■ **Given instruction**
Find every line of the listing below where "budgets" appears, and copy it.

★ ★ ★

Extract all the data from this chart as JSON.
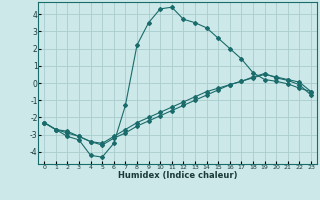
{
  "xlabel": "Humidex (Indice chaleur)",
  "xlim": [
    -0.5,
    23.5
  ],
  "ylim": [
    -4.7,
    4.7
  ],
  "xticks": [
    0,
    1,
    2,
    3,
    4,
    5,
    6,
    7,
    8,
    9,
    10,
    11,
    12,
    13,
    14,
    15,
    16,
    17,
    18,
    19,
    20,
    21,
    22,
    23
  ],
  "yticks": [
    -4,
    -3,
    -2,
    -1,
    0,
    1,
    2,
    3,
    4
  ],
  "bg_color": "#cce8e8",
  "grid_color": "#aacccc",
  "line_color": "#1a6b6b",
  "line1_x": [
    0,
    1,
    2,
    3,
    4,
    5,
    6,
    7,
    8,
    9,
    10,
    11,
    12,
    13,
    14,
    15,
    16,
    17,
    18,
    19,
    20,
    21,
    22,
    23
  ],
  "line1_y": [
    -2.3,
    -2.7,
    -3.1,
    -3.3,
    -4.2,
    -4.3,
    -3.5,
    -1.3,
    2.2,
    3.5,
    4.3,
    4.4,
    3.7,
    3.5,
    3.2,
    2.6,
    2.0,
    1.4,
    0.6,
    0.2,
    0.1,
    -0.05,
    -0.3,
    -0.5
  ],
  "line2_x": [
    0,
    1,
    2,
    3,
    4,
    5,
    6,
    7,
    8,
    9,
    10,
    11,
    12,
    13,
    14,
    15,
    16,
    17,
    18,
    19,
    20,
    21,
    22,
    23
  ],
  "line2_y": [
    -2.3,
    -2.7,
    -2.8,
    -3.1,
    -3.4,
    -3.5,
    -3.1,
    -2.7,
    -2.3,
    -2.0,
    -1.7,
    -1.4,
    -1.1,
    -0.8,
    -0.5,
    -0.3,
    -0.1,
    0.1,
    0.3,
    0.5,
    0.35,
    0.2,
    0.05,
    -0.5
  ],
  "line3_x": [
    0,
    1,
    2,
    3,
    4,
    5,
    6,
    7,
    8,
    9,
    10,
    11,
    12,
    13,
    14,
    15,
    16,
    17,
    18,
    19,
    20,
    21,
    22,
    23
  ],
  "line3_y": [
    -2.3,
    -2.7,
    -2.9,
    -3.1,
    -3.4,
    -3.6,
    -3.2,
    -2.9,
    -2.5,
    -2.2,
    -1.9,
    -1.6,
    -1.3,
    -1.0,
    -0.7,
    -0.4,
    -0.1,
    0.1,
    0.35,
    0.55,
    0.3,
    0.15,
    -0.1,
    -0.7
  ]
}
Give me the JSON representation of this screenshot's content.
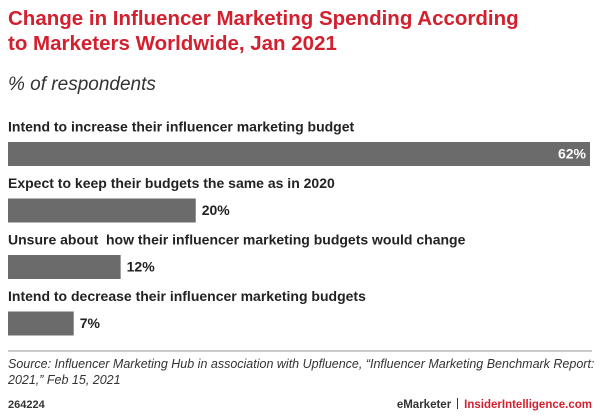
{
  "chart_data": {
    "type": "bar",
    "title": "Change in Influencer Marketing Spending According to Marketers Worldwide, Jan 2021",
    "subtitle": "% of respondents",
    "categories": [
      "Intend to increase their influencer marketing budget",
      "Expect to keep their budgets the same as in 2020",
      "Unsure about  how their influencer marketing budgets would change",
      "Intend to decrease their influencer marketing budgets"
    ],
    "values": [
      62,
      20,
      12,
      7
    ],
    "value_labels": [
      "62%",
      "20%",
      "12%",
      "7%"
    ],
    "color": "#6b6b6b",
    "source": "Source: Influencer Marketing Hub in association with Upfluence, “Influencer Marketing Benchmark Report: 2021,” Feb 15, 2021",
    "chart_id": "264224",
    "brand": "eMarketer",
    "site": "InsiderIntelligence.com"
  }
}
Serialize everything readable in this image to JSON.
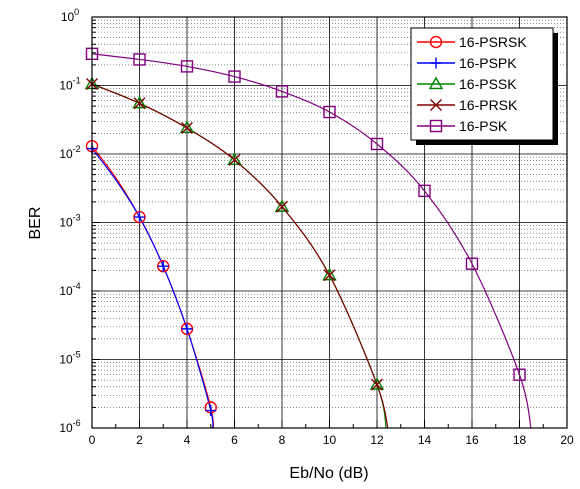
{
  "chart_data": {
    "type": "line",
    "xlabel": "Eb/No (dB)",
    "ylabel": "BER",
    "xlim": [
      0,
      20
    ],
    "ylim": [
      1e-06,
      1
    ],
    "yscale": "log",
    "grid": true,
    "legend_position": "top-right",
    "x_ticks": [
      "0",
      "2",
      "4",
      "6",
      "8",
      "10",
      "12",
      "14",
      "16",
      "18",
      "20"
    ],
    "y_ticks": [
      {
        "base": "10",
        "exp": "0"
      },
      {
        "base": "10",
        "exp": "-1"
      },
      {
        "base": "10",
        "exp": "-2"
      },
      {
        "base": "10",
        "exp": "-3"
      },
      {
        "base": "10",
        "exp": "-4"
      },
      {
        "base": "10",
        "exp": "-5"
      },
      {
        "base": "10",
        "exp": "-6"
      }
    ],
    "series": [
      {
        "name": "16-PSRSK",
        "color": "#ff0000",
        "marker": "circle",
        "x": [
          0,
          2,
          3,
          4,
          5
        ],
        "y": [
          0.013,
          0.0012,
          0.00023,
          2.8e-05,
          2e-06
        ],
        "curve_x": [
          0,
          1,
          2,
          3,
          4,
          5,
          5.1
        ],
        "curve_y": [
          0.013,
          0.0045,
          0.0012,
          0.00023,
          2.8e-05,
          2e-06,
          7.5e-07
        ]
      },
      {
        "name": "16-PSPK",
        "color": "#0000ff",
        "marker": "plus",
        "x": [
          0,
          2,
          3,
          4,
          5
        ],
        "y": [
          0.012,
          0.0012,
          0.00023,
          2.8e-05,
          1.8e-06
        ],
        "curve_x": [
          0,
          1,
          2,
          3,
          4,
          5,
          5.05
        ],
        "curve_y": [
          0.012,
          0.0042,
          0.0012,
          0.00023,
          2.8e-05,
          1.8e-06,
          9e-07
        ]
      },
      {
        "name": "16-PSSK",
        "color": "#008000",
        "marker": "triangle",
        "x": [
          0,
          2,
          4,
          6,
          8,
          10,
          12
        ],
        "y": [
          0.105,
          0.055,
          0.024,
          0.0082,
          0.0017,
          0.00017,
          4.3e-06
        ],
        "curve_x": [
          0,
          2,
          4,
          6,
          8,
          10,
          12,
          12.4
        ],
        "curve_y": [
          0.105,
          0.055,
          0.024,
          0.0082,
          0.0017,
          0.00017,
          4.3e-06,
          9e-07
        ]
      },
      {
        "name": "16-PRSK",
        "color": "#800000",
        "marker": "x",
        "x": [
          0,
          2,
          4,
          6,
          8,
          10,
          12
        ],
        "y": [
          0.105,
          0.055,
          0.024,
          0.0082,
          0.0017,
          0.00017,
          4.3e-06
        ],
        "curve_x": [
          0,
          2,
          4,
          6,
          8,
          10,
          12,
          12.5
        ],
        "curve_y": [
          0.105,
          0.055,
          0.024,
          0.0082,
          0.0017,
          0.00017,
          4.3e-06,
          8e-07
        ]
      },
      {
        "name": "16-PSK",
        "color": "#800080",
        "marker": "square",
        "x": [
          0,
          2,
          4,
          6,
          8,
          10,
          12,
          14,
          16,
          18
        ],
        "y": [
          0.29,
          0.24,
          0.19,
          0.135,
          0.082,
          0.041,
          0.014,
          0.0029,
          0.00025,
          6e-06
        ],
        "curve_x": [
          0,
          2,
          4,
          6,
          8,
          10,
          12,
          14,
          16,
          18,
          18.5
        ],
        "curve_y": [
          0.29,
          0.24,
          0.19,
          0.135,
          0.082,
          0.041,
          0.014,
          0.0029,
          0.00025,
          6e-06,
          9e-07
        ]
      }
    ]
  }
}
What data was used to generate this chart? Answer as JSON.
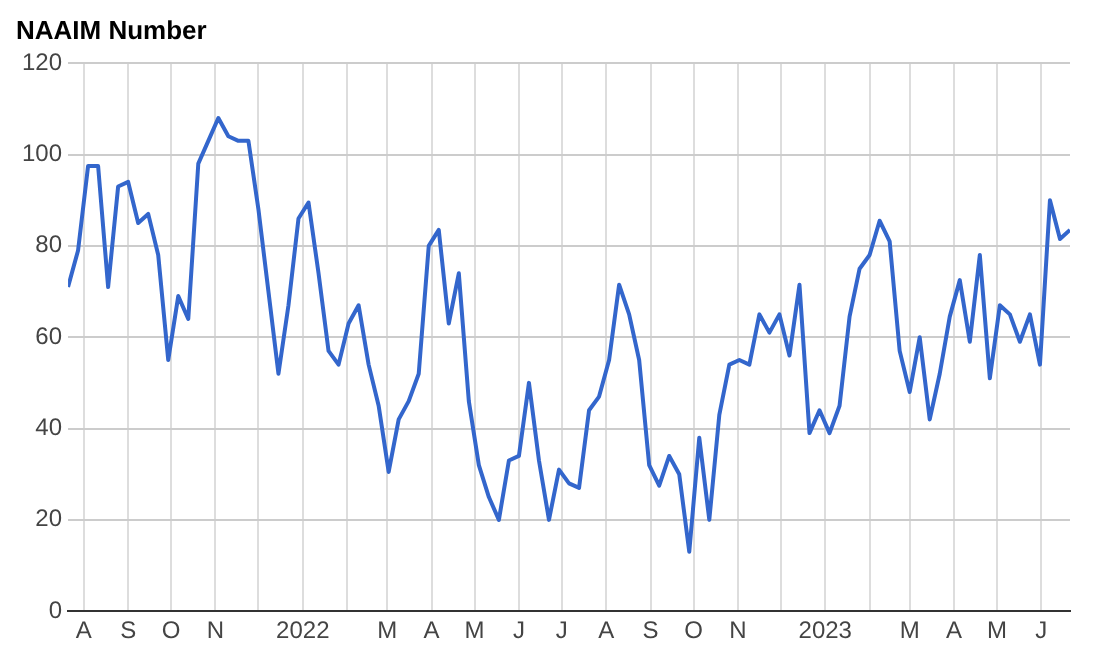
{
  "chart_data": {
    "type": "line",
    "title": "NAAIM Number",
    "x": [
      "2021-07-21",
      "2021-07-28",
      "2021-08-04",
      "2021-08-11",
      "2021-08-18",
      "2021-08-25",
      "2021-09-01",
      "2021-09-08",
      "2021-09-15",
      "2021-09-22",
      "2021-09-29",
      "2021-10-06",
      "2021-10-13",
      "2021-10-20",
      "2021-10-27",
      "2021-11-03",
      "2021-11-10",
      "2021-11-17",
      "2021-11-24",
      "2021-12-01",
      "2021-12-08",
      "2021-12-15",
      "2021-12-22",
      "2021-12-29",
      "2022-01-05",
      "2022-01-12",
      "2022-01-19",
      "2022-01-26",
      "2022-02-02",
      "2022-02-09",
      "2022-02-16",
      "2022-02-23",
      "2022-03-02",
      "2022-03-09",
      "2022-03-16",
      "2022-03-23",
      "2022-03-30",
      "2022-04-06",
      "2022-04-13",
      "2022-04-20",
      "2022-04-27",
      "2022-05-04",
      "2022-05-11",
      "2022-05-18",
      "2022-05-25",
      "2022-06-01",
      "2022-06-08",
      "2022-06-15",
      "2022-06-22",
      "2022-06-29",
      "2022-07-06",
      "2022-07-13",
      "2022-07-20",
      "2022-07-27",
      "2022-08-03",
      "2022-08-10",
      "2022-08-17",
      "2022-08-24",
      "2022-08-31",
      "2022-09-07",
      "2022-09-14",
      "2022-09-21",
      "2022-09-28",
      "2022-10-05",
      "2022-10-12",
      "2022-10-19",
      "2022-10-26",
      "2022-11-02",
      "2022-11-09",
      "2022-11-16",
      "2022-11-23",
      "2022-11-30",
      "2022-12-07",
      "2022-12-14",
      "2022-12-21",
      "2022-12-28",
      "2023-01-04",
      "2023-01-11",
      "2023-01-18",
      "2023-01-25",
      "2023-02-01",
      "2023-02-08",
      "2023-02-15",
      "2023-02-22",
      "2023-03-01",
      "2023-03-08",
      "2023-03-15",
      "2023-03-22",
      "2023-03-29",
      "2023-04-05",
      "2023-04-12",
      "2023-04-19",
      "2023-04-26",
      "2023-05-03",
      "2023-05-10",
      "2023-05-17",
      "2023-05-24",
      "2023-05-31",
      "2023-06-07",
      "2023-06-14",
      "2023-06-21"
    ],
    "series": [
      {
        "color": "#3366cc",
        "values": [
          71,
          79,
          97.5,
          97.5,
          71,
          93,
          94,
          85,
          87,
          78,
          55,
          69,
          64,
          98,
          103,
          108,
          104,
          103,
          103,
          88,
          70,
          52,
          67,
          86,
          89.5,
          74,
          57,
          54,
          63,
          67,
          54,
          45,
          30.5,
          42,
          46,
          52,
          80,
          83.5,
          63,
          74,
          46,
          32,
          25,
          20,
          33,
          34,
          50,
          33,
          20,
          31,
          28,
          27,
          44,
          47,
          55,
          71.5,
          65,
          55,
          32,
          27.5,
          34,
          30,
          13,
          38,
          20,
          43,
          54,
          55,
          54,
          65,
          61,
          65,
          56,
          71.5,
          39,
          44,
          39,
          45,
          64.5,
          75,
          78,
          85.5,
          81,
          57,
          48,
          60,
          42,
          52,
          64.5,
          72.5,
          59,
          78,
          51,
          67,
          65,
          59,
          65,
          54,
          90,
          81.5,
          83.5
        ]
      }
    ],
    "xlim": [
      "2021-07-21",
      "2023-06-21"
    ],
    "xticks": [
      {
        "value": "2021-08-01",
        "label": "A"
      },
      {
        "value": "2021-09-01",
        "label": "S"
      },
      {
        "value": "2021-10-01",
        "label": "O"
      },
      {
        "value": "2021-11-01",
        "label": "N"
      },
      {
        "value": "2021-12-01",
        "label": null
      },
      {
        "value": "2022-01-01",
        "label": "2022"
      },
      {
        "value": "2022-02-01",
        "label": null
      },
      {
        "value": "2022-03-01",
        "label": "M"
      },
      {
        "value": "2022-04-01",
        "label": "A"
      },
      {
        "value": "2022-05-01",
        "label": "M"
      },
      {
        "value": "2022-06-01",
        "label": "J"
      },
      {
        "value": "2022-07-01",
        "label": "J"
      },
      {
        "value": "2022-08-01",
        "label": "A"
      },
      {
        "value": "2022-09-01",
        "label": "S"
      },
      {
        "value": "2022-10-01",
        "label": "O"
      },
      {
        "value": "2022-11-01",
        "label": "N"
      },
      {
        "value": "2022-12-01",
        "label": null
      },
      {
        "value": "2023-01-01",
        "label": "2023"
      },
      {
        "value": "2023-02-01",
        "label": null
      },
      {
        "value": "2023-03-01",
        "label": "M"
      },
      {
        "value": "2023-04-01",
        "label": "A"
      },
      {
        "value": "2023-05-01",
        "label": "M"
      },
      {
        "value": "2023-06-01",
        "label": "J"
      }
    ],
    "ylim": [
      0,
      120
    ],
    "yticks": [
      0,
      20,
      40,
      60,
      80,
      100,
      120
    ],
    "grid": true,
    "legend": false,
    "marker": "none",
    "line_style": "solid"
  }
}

★ ★ ★

■ **Response for this exercise**
      "Expect to keep their budgets the same as in 2020",
      "Unsure about  how their influencer marketing budgets would change",
      "Intend to decrease their influencer marketing budgets"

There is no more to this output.